Stated exercise >> Copy out each line that has "Anatomía" in it.

Extracted entries >>
>>>
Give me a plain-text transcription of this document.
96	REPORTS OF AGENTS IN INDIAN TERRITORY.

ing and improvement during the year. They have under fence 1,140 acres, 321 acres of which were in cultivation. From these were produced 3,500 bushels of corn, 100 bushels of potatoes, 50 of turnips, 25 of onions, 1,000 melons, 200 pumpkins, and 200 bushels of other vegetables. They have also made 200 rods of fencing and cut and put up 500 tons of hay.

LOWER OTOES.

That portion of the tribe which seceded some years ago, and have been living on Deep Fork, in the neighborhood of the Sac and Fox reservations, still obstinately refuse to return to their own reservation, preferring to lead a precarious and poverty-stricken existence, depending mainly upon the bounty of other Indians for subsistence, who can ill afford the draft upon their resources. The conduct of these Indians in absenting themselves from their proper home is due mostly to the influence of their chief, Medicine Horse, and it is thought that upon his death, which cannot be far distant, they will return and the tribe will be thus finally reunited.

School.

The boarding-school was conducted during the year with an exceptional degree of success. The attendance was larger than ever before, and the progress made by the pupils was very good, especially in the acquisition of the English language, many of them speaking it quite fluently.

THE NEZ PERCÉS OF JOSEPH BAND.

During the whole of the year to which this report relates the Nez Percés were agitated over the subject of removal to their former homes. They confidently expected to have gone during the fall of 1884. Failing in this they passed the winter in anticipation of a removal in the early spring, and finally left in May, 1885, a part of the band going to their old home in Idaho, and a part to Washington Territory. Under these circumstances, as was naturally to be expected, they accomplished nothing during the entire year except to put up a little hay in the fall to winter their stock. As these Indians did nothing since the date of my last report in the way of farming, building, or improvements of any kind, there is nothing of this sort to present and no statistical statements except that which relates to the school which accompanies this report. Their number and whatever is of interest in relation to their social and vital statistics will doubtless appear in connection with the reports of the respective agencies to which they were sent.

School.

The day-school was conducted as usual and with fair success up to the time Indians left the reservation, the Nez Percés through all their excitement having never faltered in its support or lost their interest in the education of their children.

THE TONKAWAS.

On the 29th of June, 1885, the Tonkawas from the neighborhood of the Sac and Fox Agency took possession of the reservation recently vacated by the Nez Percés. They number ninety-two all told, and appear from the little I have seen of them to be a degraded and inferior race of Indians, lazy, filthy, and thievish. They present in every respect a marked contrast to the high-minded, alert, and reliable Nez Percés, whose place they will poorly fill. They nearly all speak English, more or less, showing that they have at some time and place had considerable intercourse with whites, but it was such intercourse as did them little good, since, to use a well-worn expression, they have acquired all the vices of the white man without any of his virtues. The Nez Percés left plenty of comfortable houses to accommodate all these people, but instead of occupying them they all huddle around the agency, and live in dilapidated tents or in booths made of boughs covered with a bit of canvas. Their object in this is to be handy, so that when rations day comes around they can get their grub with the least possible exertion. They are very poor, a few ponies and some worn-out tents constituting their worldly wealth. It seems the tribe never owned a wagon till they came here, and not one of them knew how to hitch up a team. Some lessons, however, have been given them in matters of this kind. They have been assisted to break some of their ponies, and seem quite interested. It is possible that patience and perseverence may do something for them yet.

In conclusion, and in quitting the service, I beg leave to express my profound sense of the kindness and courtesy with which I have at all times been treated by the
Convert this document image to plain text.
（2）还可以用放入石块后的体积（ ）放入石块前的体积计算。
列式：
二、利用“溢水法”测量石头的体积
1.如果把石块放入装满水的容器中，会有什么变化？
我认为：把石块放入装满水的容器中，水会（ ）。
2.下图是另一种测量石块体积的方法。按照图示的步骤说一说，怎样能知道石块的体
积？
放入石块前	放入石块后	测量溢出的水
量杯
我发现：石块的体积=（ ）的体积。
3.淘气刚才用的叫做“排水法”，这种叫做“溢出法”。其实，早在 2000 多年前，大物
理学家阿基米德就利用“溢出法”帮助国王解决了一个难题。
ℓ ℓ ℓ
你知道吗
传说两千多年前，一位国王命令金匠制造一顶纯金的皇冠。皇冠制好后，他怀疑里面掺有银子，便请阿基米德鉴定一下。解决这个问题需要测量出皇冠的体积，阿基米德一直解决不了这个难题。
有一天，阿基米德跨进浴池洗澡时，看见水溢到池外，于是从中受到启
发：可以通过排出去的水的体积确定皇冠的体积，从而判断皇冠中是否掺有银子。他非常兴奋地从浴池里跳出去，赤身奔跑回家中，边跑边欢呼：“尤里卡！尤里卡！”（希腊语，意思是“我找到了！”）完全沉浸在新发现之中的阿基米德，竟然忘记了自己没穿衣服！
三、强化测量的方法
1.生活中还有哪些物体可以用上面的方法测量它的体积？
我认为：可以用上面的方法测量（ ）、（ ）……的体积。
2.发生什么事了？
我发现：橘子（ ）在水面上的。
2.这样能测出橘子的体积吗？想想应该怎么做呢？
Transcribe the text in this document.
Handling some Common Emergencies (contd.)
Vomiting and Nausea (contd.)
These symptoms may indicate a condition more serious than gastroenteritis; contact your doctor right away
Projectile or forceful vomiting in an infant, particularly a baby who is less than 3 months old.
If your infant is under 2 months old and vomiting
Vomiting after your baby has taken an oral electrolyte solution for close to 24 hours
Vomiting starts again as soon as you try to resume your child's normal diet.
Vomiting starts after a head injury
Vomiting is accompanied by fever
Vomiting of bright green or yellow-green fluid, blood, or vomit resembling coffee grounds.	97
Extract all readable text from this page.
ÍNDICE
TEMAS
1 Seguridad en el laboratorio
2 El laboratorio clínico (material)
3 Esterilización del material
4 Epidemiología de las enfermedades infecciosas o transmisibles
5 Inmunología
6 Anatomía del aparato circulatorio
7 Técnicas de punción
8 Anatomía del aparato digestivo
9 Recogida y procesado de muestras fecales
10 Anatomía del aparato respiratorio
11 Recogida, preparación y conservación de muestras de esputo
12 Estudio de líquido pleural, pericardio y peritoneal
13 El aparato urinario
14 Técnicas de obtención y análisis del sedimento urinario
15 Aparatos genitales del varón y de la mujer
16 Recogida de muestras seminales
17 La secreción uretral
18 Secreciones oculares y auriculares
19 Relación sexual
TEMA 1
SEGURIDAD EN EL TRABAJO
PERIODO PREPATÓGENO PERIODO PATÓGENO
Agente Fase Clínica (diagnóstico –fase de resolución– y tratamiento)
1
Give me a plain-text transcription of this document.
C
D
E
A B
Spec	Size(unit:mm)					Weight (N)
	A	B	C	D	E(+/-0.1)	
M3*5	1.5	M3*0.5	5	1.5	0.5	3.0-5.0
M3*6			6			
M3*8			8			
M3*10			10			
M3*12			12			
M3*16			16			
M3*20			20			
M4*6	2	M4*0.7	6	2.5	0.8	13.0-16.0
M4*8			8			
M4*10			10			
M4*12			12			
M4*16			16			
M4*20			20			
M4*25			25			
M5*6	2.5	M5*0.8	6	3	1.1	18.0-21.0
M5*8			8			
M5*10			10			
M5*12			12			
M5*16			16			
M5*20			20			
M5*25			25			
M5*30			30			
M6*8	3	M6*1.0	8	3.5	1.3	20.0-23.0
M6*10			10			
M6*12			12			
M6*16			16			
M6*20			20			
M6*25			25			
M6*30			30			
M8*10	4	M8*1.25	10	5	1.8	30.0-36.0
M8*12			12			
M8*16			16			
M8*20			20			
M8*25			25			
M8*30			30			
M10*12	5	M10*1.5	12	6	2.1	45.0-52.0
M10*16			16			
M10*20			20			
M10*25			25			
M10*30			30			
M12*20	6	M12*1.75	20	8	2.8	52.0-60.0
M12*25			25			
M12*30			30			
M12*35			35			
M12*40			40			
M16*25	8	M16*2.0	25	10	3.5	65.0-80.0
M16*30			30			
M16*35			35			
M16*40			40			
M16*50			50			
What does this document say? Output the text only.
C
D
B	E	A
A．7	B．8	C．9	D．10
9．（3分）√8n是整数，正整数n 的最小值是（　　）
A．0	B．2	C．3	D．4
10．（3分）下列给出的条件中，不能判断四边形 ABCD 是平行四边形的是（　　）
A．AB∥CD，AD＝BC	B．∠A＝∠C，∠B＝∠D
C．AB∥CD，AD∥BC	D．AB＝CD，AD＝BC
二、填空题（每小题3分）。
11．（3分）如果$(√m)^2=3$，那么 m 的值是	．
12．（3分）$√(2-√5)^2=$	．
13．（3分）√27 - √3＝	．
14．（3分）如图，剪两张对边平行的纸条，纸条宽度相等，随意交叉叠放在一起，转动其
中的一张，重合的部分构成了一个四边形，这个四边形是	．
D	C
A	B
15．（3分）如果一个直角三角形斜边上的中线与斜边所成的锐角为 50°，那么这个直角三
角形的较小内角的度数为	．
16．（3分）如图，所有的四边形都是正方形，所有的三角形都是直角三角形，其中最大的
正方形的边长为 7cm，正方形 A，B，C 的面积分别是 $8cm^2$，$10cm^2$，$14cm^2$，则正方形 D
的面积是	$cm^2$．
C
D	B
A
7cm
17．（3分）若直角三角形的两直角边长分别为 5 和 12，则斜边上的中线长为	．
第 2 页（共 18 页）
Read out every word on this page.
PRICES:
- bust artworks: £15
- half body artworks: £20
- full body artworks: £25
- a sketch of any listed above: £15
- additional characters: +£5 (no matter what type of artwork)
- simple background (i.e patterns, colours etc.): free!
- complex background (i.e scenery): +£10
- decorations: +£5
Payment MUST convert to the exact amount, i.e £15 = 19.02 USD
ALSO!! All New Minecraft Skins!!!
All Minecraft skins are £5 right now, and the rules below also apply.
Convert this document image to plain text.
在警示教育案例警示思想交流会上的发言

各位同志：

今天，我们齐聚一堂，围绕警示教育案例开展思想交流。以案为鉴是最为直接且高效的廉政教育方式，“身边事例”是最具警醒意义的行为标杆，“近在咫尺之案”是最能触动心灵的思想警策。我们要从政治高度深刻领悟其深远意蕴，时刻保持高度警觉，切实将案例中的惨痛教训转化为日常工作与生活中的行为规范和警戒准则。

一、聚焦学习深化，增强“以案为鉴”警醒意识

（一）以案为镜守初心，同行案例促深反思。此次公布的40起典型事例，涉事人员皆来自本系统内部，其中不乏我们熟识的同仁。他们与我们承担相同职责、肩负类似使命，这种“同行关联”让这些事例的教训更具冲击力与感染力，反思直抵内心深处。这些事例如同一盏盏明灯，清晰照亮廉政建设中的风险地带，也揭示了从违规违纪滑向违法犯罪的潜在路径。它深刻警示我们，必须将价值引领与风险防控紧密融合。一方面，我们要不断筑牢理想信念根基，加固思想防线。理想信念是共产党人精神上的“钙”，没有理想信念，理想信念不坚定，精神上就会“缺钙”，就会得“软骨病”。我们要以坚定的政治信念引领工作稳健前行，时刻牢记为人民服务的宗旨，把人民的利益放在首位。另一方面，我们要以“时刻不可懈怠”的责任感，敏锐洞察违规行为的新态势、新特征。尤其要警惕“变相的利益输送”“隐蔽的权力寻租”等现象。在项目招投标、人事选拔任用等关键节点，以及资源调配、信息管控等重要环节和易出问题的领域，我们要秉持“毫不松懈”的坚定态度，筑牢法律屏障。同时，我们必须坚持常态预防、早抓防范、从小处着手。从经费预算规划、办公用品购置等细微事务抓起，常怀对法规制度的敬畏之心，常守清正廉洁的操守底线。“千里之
<<<
Expected answer >>
6 Anatomía del aparato circulatorio
8 Anatomía del aparato digestivo
10 Anatomía del aparato respiratorio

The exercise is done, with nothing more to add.